WORK TO DO:
Each line containing the word "screenshot" must be reported.

Records:
──────
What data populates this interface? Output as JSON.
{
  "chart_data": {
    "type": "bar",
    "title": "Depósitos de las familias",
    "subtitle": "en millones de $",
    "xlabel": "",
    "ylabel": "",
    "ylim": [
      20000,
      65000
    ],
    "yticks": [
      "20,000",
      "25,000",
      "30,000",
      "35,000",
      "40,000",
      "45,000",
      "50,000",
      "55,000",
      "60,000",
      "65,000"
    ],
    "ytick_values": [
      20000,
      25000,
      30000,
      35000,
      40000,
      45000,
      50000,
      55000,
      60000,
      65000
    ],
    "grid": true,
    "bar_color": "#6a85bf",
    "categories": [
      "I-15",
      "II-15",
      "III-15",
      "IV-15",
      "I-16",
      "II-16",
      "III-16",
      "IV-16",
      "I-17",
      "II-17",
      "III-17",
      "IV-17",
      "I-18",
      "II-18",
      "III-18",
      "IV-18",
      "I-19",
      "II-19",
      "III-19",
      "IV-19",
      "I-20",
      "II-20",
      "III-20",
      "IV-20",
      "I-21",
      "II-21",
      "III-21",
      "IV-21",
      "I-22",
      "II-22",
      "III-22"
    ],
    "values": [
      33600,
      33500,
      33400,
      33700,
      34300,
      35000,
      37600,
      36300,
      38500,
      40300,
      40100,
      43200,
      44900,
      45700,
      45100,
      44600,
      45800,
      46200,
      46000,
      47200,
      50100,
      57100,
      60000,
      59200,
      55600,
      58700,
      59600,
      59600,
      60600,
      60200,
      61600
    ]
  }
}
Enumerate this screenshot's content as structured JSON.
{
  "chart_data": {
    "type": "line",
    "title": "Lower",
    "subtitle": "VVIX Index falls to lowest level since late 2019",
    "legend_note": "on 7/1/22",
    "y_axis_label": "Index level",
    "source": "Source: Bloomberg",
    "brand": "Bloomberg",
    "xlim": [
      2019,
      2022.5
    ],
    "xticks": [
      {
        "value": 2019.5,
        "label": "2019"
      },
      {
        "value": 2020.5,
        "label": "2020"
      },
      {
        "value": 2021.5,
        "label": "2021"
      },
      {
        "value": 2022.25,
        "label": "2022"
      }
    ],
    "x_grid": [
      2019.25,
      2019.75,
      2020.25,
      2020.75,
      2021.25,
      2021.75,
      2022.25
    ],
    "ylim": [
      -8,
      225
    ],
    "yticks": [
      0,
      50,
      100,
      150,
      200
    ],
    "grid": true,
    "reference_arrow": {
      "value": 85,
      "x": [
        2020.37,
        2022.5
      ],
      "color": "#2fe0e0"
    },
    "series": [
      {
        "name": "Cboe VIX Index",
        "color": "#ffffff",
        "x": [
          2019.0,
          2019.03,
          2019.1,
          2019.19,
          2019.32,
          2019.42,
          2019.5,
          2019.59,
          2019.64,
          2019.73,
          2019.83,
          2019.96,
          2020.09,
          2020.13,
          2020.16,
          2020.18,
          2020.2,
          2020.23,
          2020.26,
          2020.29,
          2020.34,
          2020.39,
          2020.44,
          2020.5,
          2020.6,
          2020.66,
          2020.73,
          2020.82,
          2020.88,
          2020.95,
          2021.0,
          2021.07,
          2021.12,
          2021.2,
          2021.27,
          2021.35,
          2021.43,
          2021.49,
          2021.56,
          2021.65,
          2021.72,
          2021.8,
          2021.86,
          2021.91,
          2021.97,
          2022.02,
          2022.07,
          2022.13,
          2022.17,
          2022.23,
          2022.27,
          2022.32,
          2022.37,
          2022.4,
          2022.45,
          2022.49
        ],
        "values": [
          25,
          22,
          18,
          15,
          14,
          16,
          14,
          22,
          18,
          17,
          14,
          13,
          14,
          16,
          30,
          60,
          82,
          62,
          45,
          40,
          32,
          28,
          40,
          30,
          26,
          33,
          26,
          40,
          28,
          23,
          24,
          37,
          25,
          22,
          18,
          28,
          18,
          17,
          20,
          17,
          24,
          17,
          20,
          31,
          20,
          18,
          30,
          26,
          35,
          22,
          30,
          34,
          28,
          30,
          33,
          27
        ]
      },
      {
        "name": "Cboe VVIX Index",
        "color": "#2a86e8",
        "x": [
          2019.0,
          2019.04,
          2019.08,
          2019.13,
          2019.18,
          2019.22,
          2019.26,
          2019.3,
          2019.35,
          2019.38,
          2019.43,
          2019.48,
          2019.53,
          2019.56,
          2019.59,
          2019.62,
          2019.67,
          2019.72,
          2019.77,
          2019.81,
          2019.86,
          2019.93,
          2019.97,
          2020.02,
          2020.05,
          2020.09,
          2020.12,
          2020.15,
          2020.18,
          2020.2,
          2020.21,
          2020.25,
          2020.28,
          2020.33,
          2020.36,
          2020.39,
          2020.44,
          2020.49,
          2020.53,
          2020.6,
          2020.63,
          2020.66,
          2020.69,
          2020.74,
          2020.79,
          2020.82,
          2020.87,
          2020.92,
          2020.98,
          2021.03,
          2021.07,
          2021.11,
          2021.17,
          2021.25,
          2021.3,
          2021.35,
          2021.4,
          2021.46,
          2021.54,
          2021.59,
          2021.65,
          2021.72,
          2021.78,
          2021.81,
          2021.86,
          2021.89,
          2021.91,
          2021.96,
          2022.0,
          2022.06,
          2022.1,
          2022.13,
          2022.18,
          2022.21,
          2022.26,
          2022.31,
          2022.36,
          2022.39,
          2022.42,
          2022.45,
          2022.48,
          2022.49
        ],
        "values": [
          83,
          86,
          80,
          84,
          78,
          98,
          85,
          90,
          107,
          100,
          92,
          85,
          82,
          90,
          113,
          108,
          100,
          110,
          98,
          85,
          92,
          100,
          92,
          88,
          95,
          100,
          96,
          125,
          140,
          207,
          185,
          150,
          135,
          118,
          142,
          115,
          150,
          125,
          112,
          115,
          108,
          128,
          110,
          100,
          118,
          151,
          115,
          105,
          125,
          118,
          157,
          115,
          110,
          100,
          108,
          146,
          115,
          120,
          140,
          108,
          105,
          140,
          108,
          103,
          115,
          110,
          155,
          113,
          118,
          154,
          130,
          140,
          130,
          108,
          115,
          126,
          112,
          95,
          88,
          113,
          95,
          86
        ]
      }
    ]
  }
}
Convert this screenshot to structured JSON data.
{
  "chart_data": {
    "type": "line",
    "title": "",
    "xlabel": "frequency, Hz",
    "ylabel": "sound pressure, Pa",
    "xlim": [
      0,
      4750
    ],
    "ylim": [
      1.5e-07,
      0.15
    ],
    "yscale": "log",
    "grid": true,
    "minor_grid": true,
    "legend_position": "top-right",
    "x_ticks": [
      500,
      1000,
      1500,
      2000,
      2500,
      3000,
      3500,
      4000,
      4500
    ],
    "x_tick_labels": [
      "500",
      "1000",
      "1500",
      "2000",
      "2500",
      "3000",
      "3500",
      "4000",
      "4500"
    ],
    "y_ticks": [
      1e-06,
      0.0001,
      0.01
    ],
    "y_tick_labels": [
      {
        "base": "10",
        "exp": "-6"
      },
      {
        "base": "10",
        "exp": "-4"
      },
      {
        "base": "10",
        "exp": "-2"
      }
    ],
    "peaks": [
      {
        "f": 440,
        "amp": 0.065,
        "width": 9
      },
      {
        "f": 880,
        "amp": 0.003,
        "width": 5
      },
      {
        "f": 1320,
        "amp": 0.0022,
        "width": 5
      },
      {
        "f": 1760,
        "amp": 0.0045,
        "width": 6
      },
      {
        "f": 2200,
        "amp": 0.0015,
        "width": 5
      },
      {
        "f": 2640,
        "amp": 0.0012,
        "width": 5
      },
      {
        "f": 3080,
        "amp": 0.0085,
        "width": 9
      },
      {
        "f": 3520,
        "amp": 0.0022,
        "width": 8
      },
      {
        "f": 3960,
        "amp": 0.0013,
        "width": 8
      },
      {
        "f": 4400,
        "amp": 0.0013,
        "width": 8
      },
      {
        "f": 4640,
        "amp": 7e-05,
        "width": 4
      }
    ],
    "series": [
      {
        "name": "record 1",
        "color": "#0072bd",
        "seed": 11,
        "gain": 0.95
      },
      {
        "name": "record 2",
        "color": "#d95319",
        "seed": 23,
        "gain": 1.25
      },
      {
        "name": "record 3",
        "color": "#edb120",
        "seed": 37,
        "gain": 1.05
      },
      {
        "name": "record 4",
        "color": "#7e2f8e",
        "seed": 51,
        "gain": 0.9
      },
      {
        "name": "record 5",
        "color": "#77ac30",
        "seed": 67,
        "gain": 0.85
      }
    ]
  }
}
──────
WRITTEN REPLY:
Enumerate this screenshot's content as structured JSON.
Convert this screenshot to structured JSON data.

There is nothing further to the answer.